Problem to solve: Without including any images, repeat the data exactly.

Records provided:

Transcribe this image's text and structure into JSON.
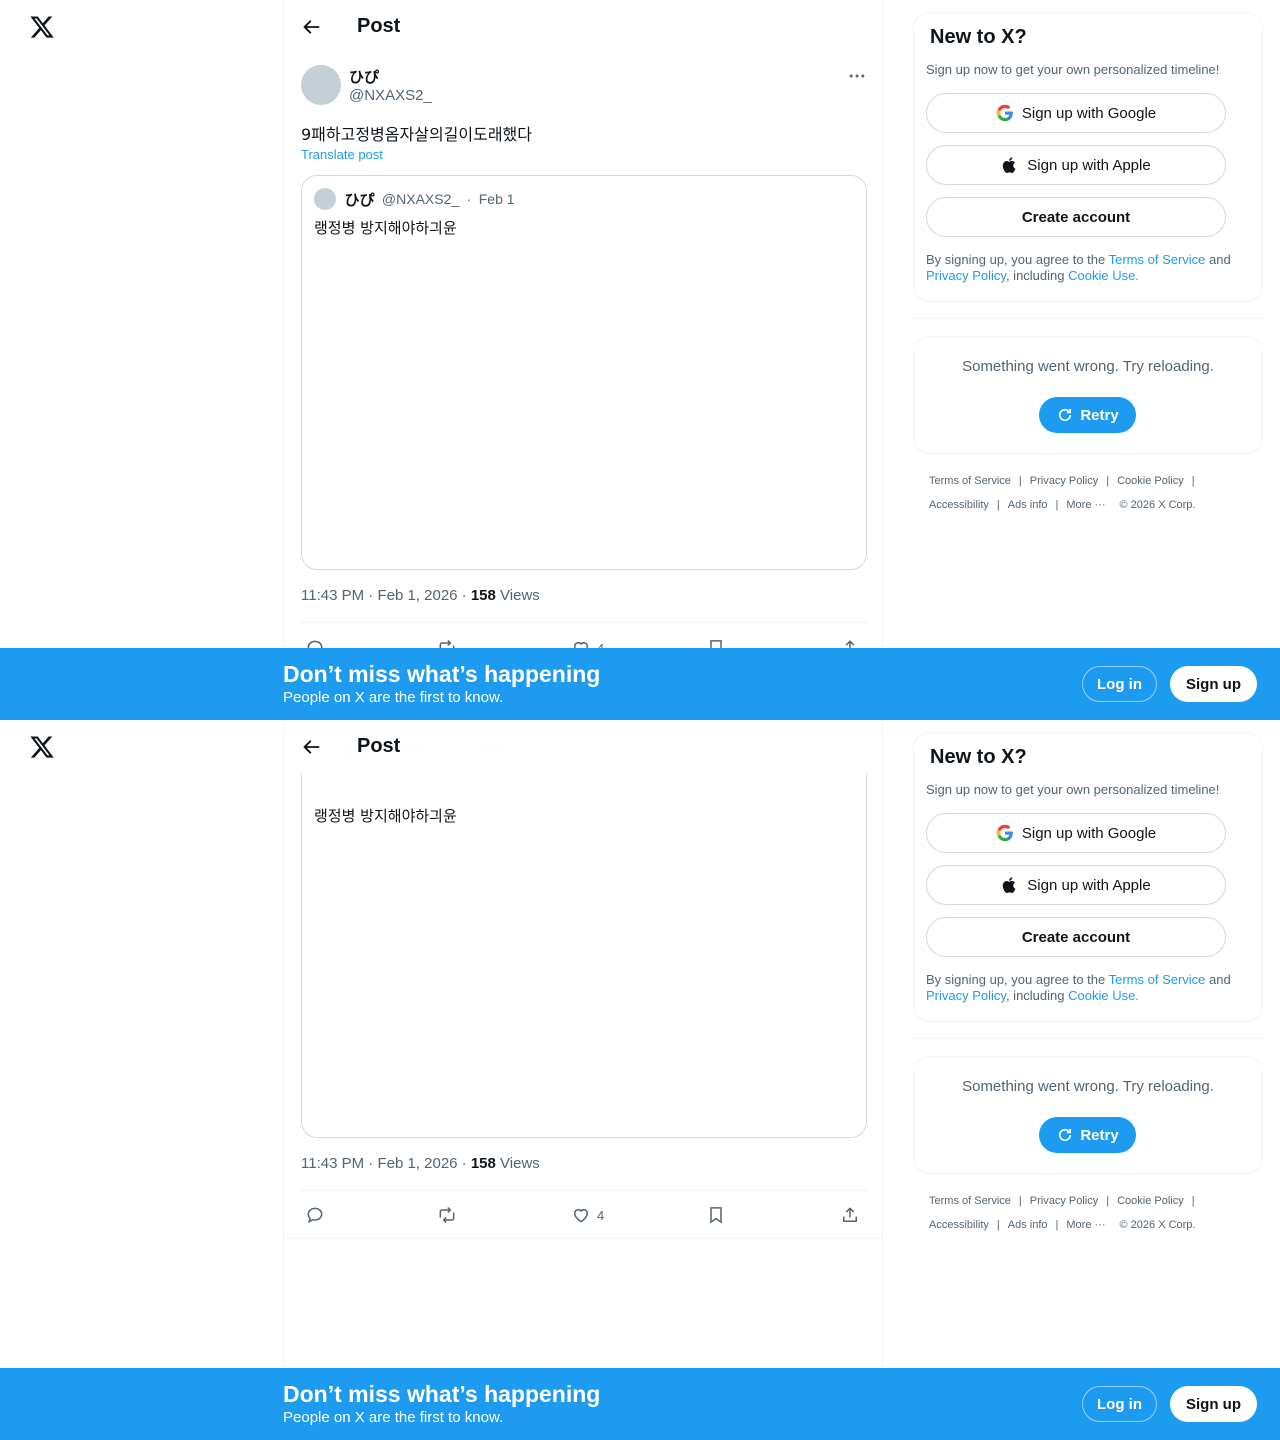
{
  "nav": {
    "logo_icon": "x-logo-icon"
  },
  "header": {
    "title": "Post",
    "back_icon": "arrow-left-icon"
  },
  "post": {
    "author_name": "ひぴ",
    "author_handle": "@NXAXS2_",
    "text": "9패하고정병옴자살의길이도래했다",
    "translate_label": "Translate post",
    "time": "11:43 PM",
    "date": "Feb 1, 2026",
    "views_count": "158",
    "views_label": "Views",
    "quote": {
      "author_name": "ひぴ",
      "author_handle": "@NXAXS2_",
      "separator": "·",
      "date": "Feb 1",
      "text": "랭정병 방지해야하긔윤"
    },
    "actions": {
      "reply_count": "",
      "repost_count": "",
      "like_count": "4",
      "bookmark_count": ""
    }
  },
  "sidebar": {
    "signup_card": {
      "title": "New to X?",
      "subtitle": "Sign up now to get your own personalized timeline!",
      "google_label": "Sign up with Google",
      "apple_label": "Sign up with Apple",
      "create_label": "Create account",
      "legal_prefix": "By signing up, you agree to the ",
      "terms": "Terms of Service",
      "and": " and",
      "privacy": "Privacy Policy",
      "including": ", including ",
      "cookie": "Cookie Use."
    },
    "error_card": {
      "message": "Something went wrong. Try reloading.",
      "retry_label": "Retry"
    },
    "footer": {
      "terms": "Terms of Service",
      "privacy": "Privacy Policy",
      "cookie": "Cookie Policy",
      "accessibility": "Accessibility",
      "ads": "Ads info",
      "more": "More",
      "copyright": "© 2026 X Corp.",
      "separator": "|"
    }
  },
  "banner": {
    "title": "Don’t miss what’s happening",
    "subtitle": "People on X are the first to know.",
    "login_label": "Log in",
    "signup_label": "Sign up"
  },
  "colors": {
    "accent": "#1d9bf0",
    "text": "#0f1419",
    "muted": "#536471",
    "border": "#cfd9de",
    "banner": "#1d9bf0"
  }
}
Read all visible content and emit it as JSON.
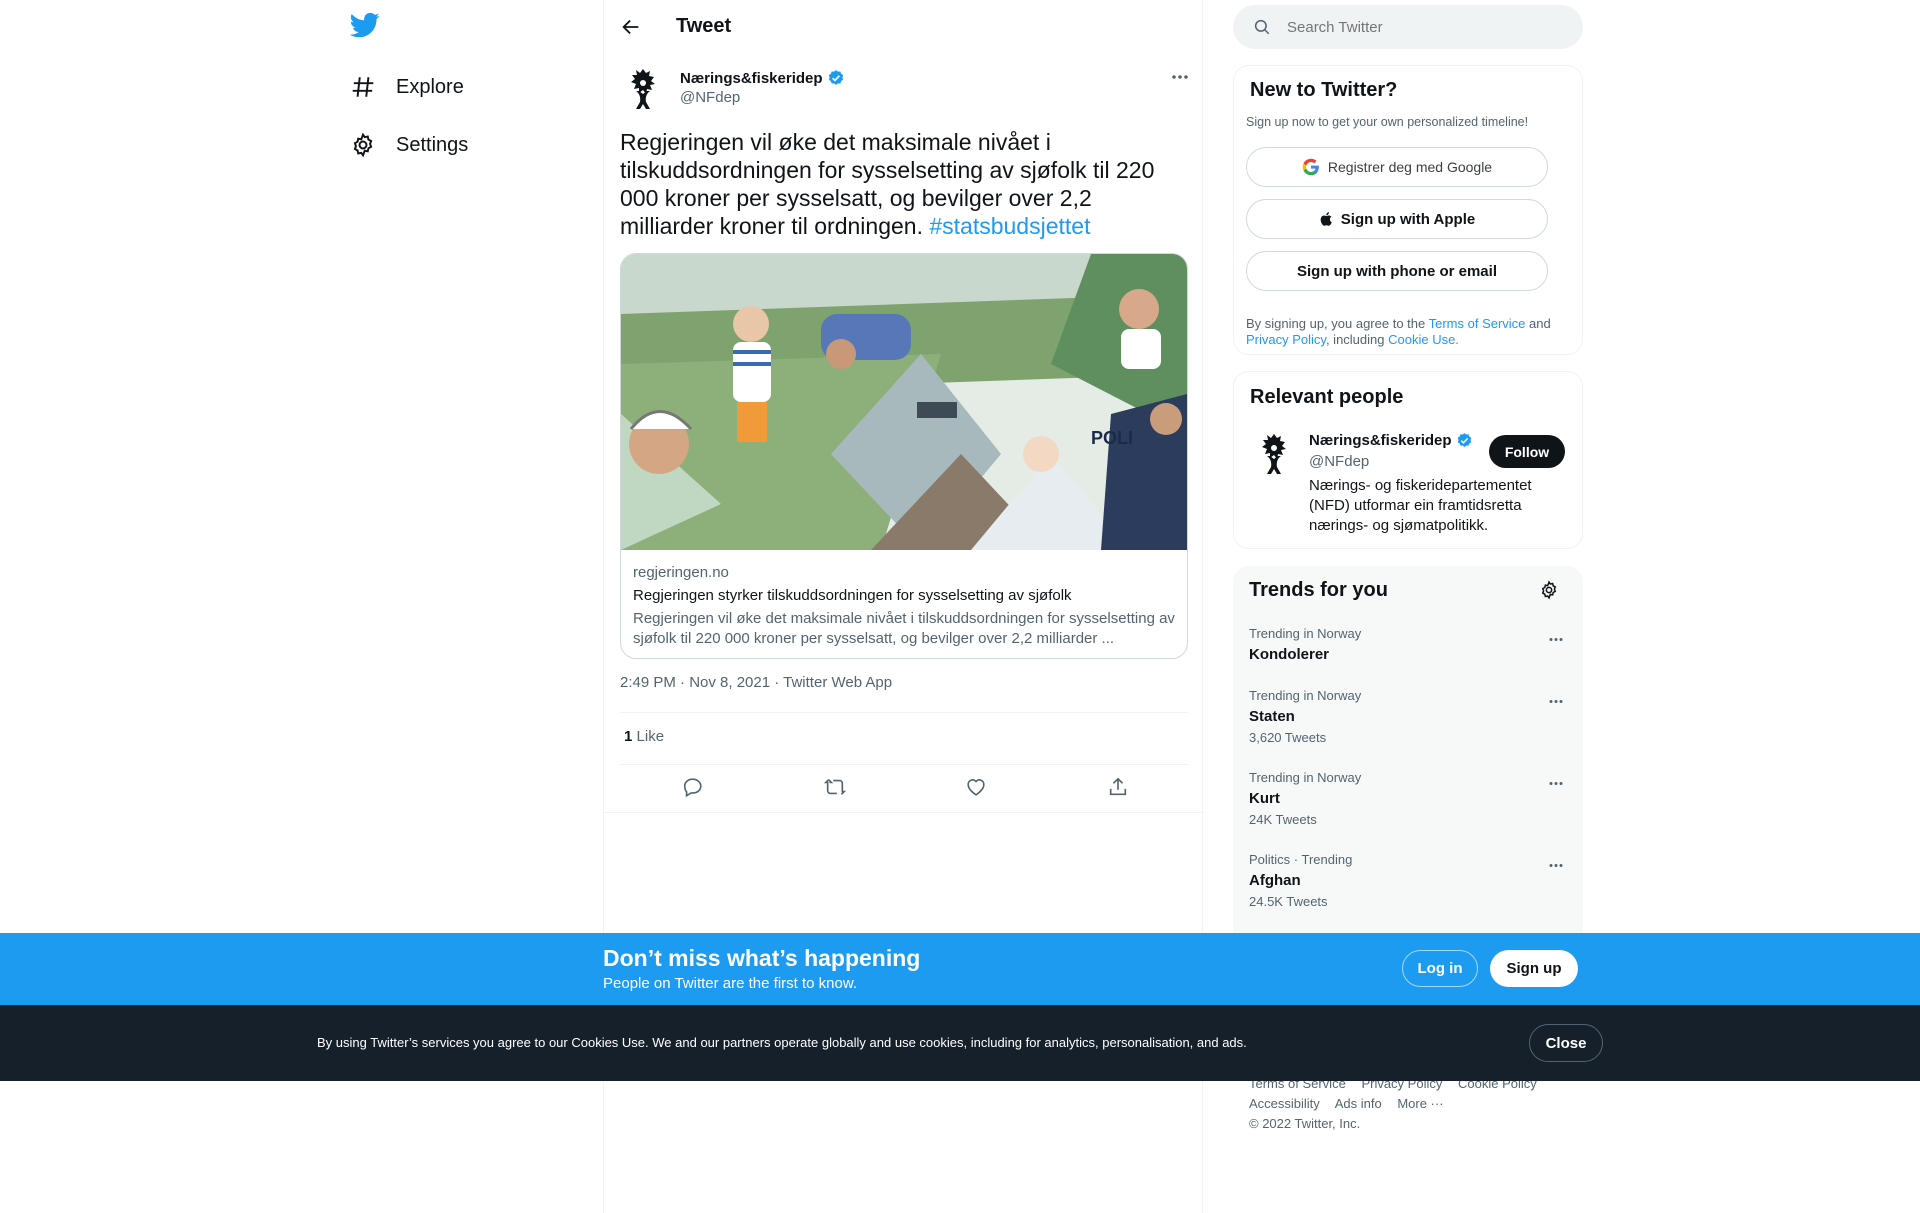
{
  "colors": {
    "accent": "#1d9bf0",
    "text": "#0f1419",
    "muted": "#536471",
    "cookie_bg": "#15202b"
  },
  "nav": {
    "logo_icon": "twitter-bird-icon",
    "items": [
      {
        "label": "Explore",
        "icon": "hashtag-icon"
      },
      {
        "label": "Settings",
        "icon": "gear-icon"
      }
    ]
  },
  "header": {
    "title": "Tweet",
    "back_icon": "back-arrow-icon"
  },
  "tweet": {
    "author_name": "Nærings&fiskeridep",
    "author_handle": "@NFdep",
    "verified_icon": "verified-badge-icon",
    "text": "Regjeringen vil øke det maksimale nivået i tilskuddsordningen for sysselsetting av sjøfolk til 220 000 kroner per sysselsatt, og bevilger over 2,2 milliarder kroner til ordningen. ",
    "hashtag": "#statsbudsjettet",
    "card": {
      "domain": "regjeringen.no",
      "title": "Regjeringen styrker tilskuddsordningen for sysselsetting av sjøfolk",
      "description": "Regjeringen vil øke det maksimale nivået i tilskuddsordningen for sysselsetting av sjøfolk til 220 000 kroner per sysselsatt, og bevilger over 2,2 milliarder ..."
    },
    "timestamp": "2:49 PM · Nov 8, 2021 · Twitter Web App",
    "likes_count": "1",
    "likes_label": "Like",
    "actions": [
      "reply-icon",
      "retweet-icon",
      "like-icon",
      "share-icon"
    ]
  },
  "search": {
    "placeholder": "Search Twitter"
  },
  "new_to_twitter": {
    "title": "New to Twitter?",
    "subtitle": "Sign up now to get your own personalized timeline!",
    "google_label": "Registrer deg med Google",
    "apple_label": "Sign up with Apple",
    "phone_label": "Sign up with phone or email",
    "legal_prefix": "By signing up, you agree to the ",
    "terms": "Terms of Service",
    "and": " and ",
    "privacy": "Privacy Policy",
    "including": ", including ",
    "cookie": "Cookie Use."
  },
  "relevant_people": {
    "title": "Relevant people",
    "name": "Nærings&fiskeridep",
    "handle": "@NFdep",
    "bio": "Nærings- og fiskeridepartementet (NFD) utformar ein framtidsretta nærings- og sjømatpolitikk.",
    "follow_label": "Follow"
  },
  "trends": {
    "title": "Trends for you",
    "items": [
      {
        "context": "Trending in Norway",
        "name": "Kondolerer",
        "count": ""
      },
      {
        "context": "Trending in Norway",
        "name": "Staten",
        "count": "3,620 Tweets"
      },
      {
        "context": "Trending in Norway",
        "name": "Kurt",
        "count": "24K Tweets"
      },
      {
        "context": "Politics · Trending",
        "name": "Afghan",
        "count": "24.5K Tweets"
      }
    ]
  },
  "footer": {
    "links_row1": [
      "Terms of Service",
      "Privacy Policy",
      "Cookie Policy"
    ],
    "links_row2": [
      "Accessibility",
      "Ads info",
      "More ···"
    ],
    "copyright": "© 2022 Twitter, Inc."
  },
  "signup_bar": {
    "title": "Don’t miss what’s happening",
    "subtitle": "People on Twitter are the first to know.",
    "login_label": "Log in",
    "signup_label": "Sign up"
  },
  "cookie_bar": {
    "text": "By using Twitter’s services you agree to our Cookies Use. We and our partners operate globally and use cookies, including for analytics, personalisation, and ads.",
    "close_label": "Close"
  }
}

Final answer:
Transcribe this image's text and structure into JSON.
{
  "nav": {
    "logo_icon": "x-logo-icon"
  },
  "header": {
    "title": "Post",
    "back_icon": "arrow-left-icon"
  },
  "post": {
    "author_name": "ひぴ",
    "author_handle": "@NXAXS2_",
    "text": "9패하고정병옴자살의길이도래했다",
    "translate_label": "Translate post",
    "time": "11:43 PM",
    "date": "Feb 1, 2026",
    "views_count": "158",
    "views_label": "Views",
    "quote": {
      "author_name": "ひぴ",
      "author_handle": "@NXAXS2_",
      "separator": "·",
      "date": "Feb 1",
      "text": "랭정병 방지해야하긔윤"
    },
    "actions": {
      "reply_count": "",
      "repost_count": "",
      "like_count": "4",
      "bookmark_count": ""
    }
  },
  "sidebar": {
    "signup_card": {
      "title": "New to X?",
      "subtitle": "Sign up now to get your own personalized timeline!",
      "google_label": "Sign up with Google",
      "apple_label": "Sign up with Apple",
      "create_label": "Create account",
      "legal_prefix": "By signing up, you agree to the ",
      "terms": "Terms of Service",
      "and": " and",
      "privacy": "Privacy Policy",
      "including": ", including ",
      "cookie": "Cookie Use."
    },
    "error_card": {
      "message": "Something went wrong. Try reloading.",
      "retry_label": "Retry"
    },
    "footer": {
      "terms": "Terms of Service",
      "privacy": "Privacy Policy",
      "cookie": "Cookie Policy",
      "accessibility": "Accessibility",
      "ads": "Ads info",
      "more": "More",
      "copyright": "© 2026 X Corp.",
      "separator": "|"
    }
  },
  "banner": {
    "title": "Don’t miss what’s happening",
    "subtitle": "People on X are the first to know.",
    "login_label": "Log in",
    "signup_label": "Sign up"
  },
  "colors": {
    "accent": "#1d9bf0",
    "text": "#0f1419",
    "muted": "#536471",
    "border": "#cfd9de",
    "banner": "#1d9bf0"
  }
}
Read all visible content and emit it as JSON.
{
  "colors": {
    "accent": "#1d9bf0",
    "text": "#0f1419",
    "muted": "#536471",
    "cookie_bg": "#15202b"
  },
  "nav": {
    "logo_icon": "twitter-bird-icon",
    "items": [
      {
        "label": "Explore",
        "icon": "hashtag-icon"
      },
      {
        "label": "Settings",
        "icon": "gear-icon"
      }
    ]
  },
  "header": {
    "title": "Tweet",
    "back_icon": "back-arrow-icon"
  },
  "tweet": {
    "author_name": "Nærings&fiskeridep",
    "author_handle": "@NFdep",
    "verified_icon": "verified-badge-icon",
    "text": "Regjeringen vil øke det maksimale nivået i tilskuddsordningen for sysselsetting av sjøfolk til 220 000 kroner per sysselsatt, og bevilger over 2,2 milliarder kroner til ordningen. ",
    "hashtag": "#statsbudsjettet",
    "card": {
      "domain": "regjeringen.no",
      "title": "Regjeringen styrker tilskuddsordningen for sysselsetting av sjøfolk",
      "description": "Regjeringen vil øke det maksimale nivået i tilskuddsordningen for sysselsetting av sjøfolk til 220 000 kroner per sysselsatt, og bevilger over 2,2 milliarder ..."
    },
    "timestamp": "2:49 PM · Nov 8, 2021 · Twitter Web App",
    "likes_count": "1",
    "likes_label": "Like",
    "actions": [
      "reply-icon",
      "retweet-icon",
      "like-icon",
      "share-icon"
    ]
  },
  "search": {
    "placeholder": "Search Twitter"
  },
  "new_to_twitter": {
    "title": "New to Twitter?",
    "subtitle": "Sign up now to get your own personalized timeline!",
    "google_label": "Registrer deg med Google",
    "apple_label": "Sign up with Apple",
    "phone_label": "Sign up with phone or email",
    "legal_prefix": "By signing up, you agree to the ",
    "terms": "Terms of Service",
    "and": " and ",
    "privacy": "Privacy Policy",
    "including": ", including ",
    "cookie": "Cookie Use."
  },
  "relevant_people": {
    "title": "Relevant people",
    "name": "Nærings&fiskeridep",
    "handle": "@NFdep",
    "bio": "Nærings- og fiskeridepartementet (NFD) utformar ein framtidsretta nærings- og sjømatpolitikk.",
    "follow_label": "Follow"
  },
  "trends": {
    "title": "Trends for you",
    "items": [
      {
        "context": "Trending in Norway",
        "name": "Kondolerer",
        "count": ""
      },
      {
        "context": "Trending in Norway",
        "name": "Staten",
        "count": "3,620 Tweets"
      },
      {
        "context": "Trending in Norway",
        "name": "Kurt",
        "count": "24K Tweets"
      },
      {
        "context": "Politics · Trending",
        "name": "Afghan",
        "count": "24.5K Tweets"
      }
    ]
  },
  "footer": {
    "links_row1": [
      "Terms of Service",
      "Privacy Policy",
      "Cookie Policy"
    ],
    "links_row2": [
      "Accessibility",
      "Ads info",
      "More ···"
    ],
    "copyright": "© 2022 Twitter, Inc."
  },
  "signup_bar": {
    "title": "Don’t miss what’s happening",
    "subtitle": "People on Twitter are the first to know.",
    "login_label": "Log in",
    "signup_label": "Sign up"
  },
  "cookie_bar": {
    "text": "By using Twitter’s services you agree to our Cookies Use. We and our partners operate globally and use cookies, including for analytics, personalisation, and ads.",
    "close_label": "Close"
  }
}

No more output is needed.